:: What needs to be done ::
In the cherry clafoutis post below, condense the paragraph that begins "It's that time of the year" into one shorter sentence that keeps its main facts.

:: Selection ::
________________________________________

It’s that time of the year. The supermarkets are overflowing with fresh summer cherries and you’ve probably bought way more cherries than what you could possibly eat. So it’s time to put some of them to good use and make this beautiful French Cherry Clafoutis!
Now that 4th of July is in the past, it is time to focus on the next big food holiday: Bastille Day. ?? The perfect excuse to dust off your French cookbook (or visit international cuisine blogs, like yours truly!) and prepare all those amazing dishes that are so hard to pronounce.
So let’s get the hard to pronounce part out of the way and learn to pronounce clafoutis: klah/foo/tee. Great! Congratulations. Awesome pronunciation! ?

________________________________________

Listings of boxed layout items:
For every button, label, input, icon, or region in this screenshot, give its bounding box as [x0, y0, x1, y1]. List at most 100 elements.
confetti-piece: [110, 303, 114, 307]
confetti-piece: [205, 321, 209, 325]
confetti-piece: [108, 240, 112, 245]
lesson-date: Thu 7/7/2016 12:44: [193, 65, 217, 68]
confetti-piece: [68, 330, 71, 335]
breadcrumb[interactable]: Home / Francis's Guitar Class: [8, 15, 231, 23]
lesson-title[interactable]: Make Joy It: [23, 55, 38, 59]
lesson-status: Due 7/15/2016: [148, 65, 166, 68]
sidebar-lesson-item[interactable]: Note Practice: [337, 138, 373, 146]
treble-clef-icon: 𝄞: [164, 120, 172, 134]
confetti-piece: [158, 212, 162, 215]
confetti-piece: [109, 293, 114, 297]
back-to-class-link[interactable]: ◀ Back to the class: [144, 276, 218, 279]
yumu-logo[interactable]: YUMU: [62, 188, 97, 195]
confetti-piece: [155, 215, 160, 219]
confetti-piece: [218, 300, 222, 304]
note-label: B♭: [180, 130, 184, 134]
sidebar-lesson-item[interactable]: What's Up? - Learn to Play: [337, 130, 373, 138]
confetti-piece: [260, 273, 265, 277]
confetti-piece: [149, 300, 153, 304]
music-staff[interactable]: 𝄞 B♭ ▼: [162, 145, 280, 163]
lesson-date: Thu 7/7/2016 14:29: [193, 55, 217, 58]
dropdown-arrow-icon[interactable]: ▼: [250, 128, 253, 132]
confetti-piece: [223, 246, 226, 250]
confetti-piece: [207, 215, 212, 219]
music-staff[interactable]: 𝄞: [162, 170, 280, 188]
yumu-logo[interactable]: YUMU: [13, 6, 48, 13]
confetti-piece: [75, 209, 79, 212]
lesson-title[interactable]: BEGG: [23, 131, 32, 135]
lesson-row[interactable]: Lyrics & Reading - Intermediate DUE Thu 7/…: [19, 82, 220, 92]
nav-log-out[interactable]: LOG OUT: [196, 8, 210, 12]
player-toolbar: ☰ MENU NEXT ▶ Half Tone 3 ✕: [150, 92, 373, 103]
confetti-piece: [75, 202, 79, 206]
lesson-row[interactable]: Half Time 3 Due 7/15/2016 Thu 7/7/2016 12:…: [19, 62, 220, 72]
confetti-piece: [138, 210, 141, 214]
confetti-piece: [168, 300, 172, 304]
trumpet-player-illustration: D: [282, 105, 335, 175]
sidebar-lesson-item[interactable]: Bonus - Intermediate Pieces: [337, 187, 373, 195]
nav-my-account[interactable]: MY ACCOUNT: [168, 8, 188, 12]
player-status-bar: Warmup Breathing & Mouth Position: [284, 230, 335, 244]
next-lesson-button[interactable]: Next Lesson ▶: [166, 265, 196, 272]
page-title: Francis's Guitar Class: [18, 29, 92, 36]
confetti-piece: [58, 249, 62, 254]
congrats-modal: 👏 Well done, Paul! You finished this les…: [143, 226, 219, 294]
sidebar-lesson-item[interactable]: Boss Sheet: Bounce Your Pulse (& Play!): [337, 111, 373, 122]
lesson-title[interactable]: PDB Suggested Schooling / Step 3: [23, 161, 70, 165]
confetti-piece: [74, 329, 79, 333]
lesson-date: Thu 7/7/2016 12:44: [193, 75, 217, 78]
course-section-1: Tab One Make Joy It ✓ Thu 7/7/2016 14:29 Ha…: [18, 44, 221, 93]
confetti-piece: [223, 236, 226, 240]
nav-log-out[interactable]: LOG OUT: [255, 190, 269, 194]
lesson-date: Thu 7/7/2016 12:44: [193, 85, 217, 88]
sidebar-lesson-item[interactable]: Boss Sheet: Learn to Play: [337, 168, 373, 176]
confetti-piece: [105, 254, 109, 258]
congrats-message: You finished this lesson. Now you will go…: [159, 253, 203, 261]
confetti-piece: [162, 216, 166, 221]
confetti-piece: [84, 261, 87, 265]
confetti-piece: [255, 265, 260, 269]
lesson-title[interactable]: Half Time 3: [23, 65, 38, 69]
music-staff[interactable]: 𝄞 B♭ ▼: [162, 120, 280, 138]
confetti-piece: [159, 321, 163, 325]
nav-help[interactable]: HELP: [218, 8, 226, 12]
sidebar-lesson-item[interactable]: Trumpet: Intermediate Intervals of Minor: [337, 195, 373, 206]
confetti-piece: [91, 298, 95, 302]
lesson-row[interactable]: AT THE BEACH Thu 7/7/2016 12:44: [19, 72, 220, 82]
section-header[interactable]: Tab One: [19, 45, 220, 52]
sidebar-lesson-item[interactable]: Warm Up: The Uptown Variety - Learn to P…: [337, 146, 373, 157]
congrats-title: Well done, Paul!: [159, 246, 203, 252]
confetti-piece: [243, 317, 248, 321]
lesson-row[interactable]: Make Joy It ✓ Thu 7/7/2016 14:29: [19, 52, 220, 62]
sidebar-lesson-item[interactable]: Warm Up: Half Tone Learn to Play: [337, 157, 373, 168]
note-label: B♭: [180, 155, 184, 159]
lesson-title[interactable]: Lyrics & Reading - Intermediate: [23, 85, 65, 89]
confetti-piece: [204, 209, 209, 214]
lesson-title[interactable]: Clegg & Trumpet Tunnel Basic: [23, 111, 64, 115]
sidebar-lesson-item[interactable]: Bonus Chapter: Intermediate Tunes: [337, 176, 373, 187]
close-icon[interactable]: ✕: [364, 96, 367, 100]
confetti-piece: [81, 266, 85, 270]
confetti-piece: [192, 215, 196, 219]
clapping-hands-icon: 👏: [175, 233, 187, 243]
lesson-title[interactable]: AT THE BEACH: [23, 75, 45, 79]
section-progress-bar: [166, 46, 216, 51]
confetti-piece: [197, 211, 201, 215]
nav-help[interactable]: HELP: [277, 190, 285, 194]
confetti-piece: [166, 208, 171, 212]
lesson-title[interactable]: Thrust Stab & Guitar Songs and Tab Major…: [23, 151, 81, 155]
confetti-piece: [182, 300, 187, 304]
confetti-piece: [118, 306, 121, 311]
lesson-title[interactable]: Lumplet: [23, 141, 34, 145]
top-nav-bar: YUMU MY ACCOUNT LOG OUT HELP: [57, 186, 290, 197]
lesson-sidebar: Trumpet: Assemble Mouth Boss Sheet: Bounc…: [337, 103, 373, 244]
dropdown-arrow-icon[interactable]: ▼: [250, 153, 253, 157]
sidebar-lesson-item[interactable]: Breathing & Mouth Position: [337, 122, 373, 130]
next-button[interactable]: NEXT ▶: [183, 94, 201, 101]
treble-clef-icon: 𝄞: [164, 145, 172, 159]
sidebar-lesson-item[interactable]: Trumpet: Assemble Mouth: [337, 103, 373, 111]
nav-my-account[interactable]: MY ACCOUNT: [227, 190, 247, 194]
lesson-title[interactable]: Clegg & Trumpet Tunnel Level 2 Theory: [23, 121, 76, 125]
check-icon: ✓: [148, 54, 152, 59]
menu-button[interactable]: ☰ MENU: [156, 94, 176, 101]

________________________________________

:: Written solution ::
With supermarkets full of fresh summer cherries and more on hand than you can likely eat, it's time to use some of them to make French Cherry Clafoutis.